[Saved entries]
▬▬▬

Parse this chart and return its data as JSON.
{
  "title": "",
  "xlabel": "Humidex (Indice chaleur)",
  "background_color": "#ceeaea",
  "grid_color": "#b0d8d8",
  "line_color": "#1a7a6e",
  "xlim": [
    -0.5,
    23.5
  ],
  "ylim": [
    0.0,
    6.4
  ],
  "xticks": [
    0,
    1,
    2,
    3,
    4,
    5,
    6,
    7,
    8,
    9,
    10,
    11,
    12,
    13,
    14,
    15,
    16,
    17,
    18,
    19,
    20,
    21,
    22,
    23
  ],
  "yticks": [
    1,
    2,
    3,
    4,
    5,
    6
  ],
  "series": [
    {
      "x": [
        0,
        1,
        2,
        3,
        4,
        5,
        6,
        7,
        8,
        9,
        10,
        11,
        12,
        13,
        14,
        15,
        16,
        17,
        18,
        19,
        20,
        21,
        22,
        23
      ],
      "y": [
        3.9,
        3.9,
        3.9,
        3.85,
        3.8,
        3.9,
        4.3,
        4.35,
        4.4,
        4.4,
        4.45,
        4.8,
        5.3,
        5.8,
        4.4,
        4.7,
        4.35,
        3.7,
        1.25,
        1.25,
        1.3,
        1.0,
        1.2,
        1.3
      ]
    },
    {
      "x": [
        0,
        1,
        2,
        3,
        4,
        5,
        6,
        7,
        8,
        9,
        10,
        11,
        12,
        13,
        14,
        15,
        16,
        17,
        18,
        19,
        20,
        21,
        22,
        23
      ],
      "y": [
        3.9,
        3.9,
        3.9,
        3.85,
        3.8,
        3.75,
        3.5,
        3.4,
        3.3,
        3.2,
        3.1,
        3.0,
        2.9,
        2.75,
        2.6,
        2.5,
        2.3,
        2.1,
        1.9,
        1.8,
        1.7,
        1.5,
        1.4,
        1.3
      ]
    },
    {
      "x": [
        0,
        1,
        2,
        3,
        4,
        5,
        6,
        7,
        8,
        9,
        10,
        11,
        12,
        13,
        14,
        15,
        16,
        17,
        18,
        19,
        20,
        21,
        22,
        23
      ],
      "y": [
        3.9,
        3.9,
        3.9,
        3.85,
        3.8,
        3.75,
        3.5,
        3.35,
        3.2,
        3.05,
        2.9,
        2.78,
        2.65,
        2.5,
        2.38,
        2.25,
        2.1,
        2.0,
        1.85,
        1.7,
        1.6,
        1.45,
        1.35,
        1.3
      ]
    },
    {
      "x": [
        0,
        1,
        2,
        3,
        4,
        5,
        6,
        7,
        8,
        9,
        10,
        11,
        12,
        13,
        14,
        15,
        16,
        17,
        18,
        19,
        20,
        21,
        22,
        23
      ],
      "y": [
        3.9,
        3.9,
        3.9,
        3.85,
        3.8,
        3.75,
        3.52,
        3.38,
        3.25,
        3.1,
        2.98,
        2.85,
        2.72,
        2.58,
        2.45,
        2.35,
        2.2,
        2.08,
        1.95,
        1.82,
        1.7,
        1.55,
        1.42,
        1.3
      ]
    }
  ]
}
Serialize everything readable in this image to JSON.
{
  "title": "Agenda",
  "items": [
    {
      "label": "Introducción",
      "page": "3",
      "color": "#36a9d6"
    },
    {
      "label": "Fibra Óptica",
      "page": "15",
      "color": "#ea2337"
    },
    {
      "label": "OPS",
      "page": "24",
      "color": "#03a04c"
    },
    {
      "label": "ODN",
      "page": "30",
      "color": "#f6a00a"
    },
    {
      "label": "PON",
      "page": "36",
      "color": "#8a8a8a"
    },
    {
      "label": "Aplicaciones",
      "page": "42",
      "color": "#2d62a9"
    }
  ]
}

▬▬▬

→ Exercise details
Repeat the records above exactly, leaving none out.

→ Written response
Parse this chart and return its data as JSON.
{
  "title": "",
  "xlabel": "Humidex (Indice chaleur)",
  "background_color": "#ceeaea",
  "grid_color": "#b0d8d8",
  "line_color": "#1a7a6e",
  "xlim": [
    -0.5,
    23.5
  ],
  "ylim": [
    0.0,
    6.4
  ],
  "xticks": [
    0,
    1,
    2,
    3,
    4,
    5,
    6,
    7,
    8,
    9,
    10,
    11,
    12,
    13,
    14,
    15,
    16,
    17,
    18,
    19,
    20,
    21,
    22,
    23
  ],
  "yticks": [
    1,
    2,
    3,
    4,
    5,
    6
  ],
  "series": [
    {
      "x": [
        0,
        1,
        2,
        3,
        4,
        5,
        6,
        7,
        8,
        9,
        10,
        11,
        12,
        13,
        14,
        15,
        16,
        17,
        18,
        19,
        20,
        21,
        22,
        23
      ],
      "y": [
        3.9,
        3.9,
        3.9,
        3.85,
        3.8,
        3.9,
        4.3,
        4.35,
        4.4,
        4.4,
        4.45,
        4.8,
        5.3,
        5.8,
        4.4,
        4.7,
        4.35,
        3.7,
        1.25,
        1.25,
        1.3,
        1.0,
        1.2,
        1.3
      ]
    },
    {
      "x": [
        0,
        1,
        2,
        3,
        4,
        5,
        6,
        7,
        8,
        9,
        10,
        11,
        12,
        13,
        14,
        15,
        16,
        17,
        18,
        19,
        20,
        21,
        22,
        23
      ],
      "y": [
        3.9,
        3.9,
        3.9,
        3.85,
        3.8,
        3.75,
        3.5,
        3.4,
        3.3,
        3.2,
        3.1,
        3.0,
        2.9,
        2.75,
        2.6,
        2.5,
        2.3,
        2.1,
        1.9,
        1.8,
        1.7,
        1.5,
        1.4,
        1.3
      ]
    },
    {
      "x": [
        0,
        1,
        2,
        3,
        4,
        5,
        6,
        7,
        8,
        9,
        10,
        11,
        12,
        13,
        14,
        15,
        16,
        17,
        18,
        19,
        20,
        21,
        22,
        23
      ],
      "y": [
        3.9,
        3.9,
        3.9,
        3.85,
        3.8,
        3.75,
        3.5,
        3.35,
        3.2,
        3.05,
        2.9,
        2.78,
        2.65,
        2.5,
        2.38,
        2.25,
        2.1,
        2.0,
        1.85,
        1.7,
        1.6,
        1.45,
        1.35,
        1.3
      ]
    },
    {
      "x": [
        0,
        1,
        2,
        3,
        4,
        5,
        6,
        7,
        8,
        9,
        10,
        11,
        12,
        13,
        14,
        15,
        16,
        17,
        18,
        19,
        20,
        21,
        22,
        23
      ],
      "y": [
        3.9,
        3.9,
        3.9,
        3.85,
        3.8,
        3.75,
        3.52,
        3.38,
        3.25,
        3.1,
        2.98,
        2.85,
        2.72,
        2.58,
        2.45,
        2.35,
        2.2,
        2.08,
        1.95,
        1.82,
        1.7,
        1.55,
        1.42,
        1.3
      ]
    }
  ]
}
Serialize everything readable in this image to JSON.
{
  "title": "Agenda",
  "items": [
    {
      "label": "Introducción",
      "page": "3",
      "color": "#36a9d6"
    },
    {
      "label": "Fibra Óptica",
      "page": "15",
      "color": "#ea2337"
    },
    {
      "label": "OPS",
      "page": "24",
      "color": "#03a04c"
    },
    {
      "label": "ODN",
      "page": "30",
      "color": "#f6a00a"
    },
    {
      "label": "PON",
      "page": "36",
      "color": "#8a8a8a"
    },
    {
      "label": "Aplicaciones",
      "page": "42",
      "color": "#2d62a9"
    }
  ]
}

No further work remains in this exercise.